Work item ->
Please return all of the entries below exactly as they are written.

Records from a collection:

========================================================================

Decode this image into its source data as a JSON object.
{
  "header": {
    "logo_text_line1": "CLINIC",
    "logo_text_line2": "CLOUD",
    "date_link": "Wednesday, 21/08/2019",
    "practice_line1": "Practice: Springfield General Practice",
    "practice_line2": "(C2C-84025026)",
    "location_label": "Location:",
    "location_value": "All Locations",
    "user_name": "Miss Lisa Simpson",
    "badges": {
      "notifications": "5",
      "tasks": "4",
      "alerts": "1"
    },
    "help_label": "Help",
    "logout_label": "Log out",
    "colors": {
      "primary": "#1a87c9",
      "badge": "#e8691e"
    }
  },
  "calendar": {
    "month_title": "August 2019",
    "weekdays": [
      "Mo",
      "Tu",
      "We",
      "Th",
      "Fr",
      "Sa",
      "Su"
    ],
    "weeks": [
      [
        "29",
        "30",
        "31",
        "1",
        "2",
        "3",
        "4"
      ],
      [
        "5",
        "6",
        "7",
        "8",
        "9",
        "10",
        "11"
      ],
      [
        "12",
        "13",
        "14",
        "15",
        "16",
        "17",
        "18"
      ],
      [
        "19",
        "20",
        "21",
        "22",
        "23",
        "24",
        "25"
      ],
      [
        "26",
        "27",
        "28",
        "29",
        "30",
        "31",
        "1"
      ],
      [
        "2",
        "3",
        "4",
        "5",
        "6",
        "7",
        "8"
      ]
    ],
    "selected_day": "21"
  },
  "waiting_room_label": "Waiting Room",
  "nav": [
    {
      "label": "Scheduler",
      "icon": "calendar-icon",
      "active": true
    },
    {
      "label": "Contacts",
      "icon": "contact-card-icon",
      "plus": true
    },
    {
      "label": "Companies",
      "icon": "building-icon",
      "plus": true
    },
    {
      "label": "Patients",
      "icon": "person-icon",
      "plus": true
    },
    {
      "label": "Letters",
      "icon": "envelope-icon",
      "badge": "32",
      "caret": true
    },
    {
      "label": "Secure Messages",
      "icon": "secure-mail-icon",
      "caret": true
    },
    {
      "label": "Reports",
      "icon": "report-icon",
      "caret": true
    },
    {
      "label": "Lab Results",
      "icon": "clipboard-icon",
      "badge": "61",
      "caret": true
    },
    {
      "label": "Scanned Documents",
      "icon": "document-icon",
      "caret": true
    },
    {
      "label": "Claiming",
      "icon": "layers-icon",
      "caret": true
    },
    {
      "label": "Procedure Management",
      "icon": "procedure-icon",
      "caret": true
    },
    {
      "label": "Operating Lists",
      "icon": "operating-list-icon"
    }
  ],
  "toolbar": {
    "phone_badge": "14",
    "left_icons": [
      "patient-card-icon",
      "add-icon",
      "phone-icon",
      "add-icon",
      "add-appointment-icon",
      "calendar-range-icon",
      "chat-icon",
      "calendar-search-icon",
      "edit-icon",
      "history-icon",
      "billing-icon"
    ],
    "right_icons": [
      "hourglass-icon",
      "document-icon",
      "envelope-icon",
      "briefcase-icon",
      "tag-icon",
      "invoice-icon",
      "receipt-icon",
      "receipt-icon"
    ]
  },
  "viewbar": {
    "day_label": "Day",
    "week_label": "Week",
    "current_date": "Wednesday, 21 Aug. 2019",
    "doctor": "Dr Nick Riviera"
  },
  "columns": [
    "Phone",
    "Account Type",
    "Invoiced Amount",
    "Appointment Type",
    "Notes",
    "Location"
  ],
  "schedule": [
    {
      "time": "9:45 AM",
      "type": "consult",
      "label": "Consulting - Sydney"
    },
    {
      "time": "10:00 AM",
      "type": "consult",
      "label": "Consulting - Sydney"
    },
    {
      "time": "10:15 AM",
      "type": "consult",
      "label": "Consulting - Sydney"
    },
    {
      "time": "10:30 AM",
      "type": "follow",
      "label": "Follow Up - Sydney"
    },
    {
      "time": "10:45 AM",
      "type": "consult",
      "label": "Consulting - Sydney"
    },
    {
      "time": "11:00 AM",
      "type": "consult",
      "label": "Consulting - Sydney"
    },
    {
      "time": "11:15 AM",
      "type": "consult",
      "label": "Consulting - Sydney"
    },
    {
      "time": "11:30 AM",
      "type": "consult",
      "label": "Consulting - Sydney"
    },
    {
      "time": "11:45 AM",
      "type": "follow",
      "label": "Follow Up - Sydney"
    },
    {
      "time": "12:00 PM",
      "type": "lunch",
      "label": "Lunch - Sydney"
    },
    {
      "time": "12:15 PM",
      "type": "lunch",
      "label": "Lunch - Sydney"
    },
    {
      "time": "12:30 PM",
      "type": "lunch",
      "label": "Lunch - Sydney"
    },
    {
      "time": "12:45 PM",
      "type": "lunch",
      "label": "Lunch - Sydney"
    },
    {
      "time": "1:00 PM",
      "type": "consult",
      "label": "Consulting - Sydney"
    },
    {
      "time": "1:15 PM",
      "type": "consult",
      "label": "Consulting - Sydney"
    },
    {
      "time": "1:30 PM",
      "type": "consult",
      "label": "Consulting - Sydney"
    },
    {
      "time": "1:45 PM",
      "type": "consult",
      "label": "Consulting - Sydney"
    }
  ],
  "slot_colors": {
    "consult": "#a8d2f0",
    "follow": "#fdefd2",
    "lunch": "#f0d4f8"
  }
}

========================================================================

Expected output ->
Decode this image into its source data as a JSON object.
{
  "header": {
    "logo_text_line1": "CLINIC",
    "logo_text_line2": "CLOUD",
    "date_link": "Wednesday, 21/08/2019",
    "practice_line1": "Practice: Springfield General Practice",
    "practice_line2": "(C2C-84025026)",
    "location_label": "Location:",
    "location_value": "All Locations",
    "user_name": "Miss Lisa Simpson",
    "badges": {
      "notifications": "5",
      "tasks": "4",
      "alerts": "1"
    },
    "help_label": "Help",
    "logout_label": "Log out",
    "colors": {
      "primary": "#1a87c9",
      "badge": "#e8691e"
    }
  },
  "calendar": {
    "month_title": "August 2019",
    "weekdays": [
      "Mo",
      "Tu",
      "We",
      "Th",
      "Fr",
      "Sa",
      "Su"
    ],
    "weeks": [
      [
        "29",
        "30",
        "31",
        "1",
        "2",
        "3",
        "4"
      ],
      [
        "5",
        "6",
        "7",
        "8",
        "9",
        "10",
        "11"
      ],
      [
        "12",
        "13",
        "14",
        "15",
        "16",
        "17",
        "18"
      ],
      [
        "19",
        "20",
        "21",
        "22",
        "23",
        "24",
        "25"
      ],
      [
        "26",
        "27",
        "28",
        "29",
        "30",
        "31",
        "1"
      ],
      [
        "2",
        "3",
        "4",
        "5",
        "6",
        "7",
        "8"
      ]
    ],
    "selected_day": "21"
  },
  "waiting_room_label": "Waiting Room",
  "nav": [
    {
      "label": "Scheduler",
      "icon": "calendar-icon",
      "active": true
    },
    {
      "label": "Contacts",
      "icon": "contact-card-icon",
      "plus": true
    },
    {
      "label": "Companies",
      "icon": "building-icon",
      "plus": true
    },
    {
      "label": "Patients",
      "icon": "person-icon",
      "plus": true
    },
    {
      "label": "Letters",
      "icon": "envelope-icon",
      "badge": "32",
      "caret": true
    },
    {
      "label": "Secure Messages",
      "icon": "secure-mail-icon",
      "caret": true
    },
    {
      "label": "Reports",
      "icon": "report-icon",
      "caret": true
    },
    {
      "label": "Lab Results",
      "icon": "clipboard-icon",
      "badge": "61",
      "caret": true
    },
    {
      "label": "Scanned Documents",
      "icon": "document-icon",
      "caret": true
    },
    {
      "label": "Claiming",
      "icon": "layers-icon",
      "caret": true
    },
    {
      "label": "Procedure Management",
      "icon": "procedure-icon",
      "caret": true
    },
    {
      "label": "Operating Lists",
      "icon": "operating-list-icon"
    }
  ],
  "toolbar": {
    "phone_badge": "14",
    "left_icons": [
      "patient-card-icon",
      "add-icon",
      "phone-icon",
      "add-icon",
      "add-appointment-icon",
      "calendar-range-icon",
      "chat-icon",
      "calendar-search-icon",
      "edit-icon",
      "history-icon",
      "billing-icon"
    ],
    "right_icons": [
      "hourglass-icon",
      "document-icon",
      "envelope-icon",
      "briefcase-icon",
      "tag-icon",
      "invoice-icon",
      "receipt-icon",
      "receipt-icon"
    ]
  },
  "viewbar": {
    "day_label": "Day",
    "week_label": "Week",
    "current_date": "Wednesday, 21 Aug. 2019",
    "doctor": "Dr Nick Riviera"
  },
  "columns": [
    "Phone",
    "Account Type",
    "Invoiced Amount",
    "Appointment Type",
    "Notes",
    "Location"
  ],
  "schedule": [
    {
      "time": "9:45 AM",
      "type": "consult",
      "label": "Consulting - Sydney"
    },
    {
      "time": "10:00 AM",
      "type": "consult",
      "label": "Consulting - Sydney"
    },
    {
      "time": "10:15 AM",
      "type": "consult",
      "label": "Consulting - Sydney"
    },
    {
      "time": "10:30 AM",
      "type": "follow",
      "label": "Follow Up - Sydney"
    },
    {
      "time": "10:45 AM",
      "type": "consult",
      "label": "Consulting - Sydney"
    },
    {
      "time": "11:00 AM",
      "type": "consult",
      "label": "Consulting - Sydney"
    },
    {
      "time": "11:15 AM",
      "type": "consult",
      "label": "Consulting - Sydney"
    },
    {
      "time": "11:30 AM",
      "type": "consult",
      "label": "Consulting - Sydney"
    },
    {
      "time": "11:45 AM",
      "type": "follow",
      "label": "Follow Up - Sydney"
    },
    {
      "time": "12:00 PM",
      "type": "lunch",
      "label": "Lunch - Sydney"
    },
    {
      "time": "12:15 PM",
      "type": "lunch",
      "label": "Lunch - Sydney"
    },
    {
      "time": "12:30 PM",
      "type": "lunch",
      "label": "Lunch - Sydney"
    },
    {
      "time": "12:45 PM",
      "type": "lunch",
      "label": "Lunch - Sydney"
    },
    {
      "time": "1:00 PM",
      "type": "consult",
      "label": "Consulting - Sydney"
    },
    {
      "time": "1:15 PM",
      "type": "consult",
      "label": "Consulting - Sydney"
    },
    {
      "time": "1:30 PM",
      "type": "consult",
      "label": "Consulting - Sydney"
    },
    {
      "time": "1:45 PM",
      "type": "consult",
      "label": "Consulting - Sydney"
    }
  ],
  "slot_colors": {
    "consult": "#a8d2f0",
    "follow": "#fdefd2",
    "lunch": "#f0d4f8"
  }
}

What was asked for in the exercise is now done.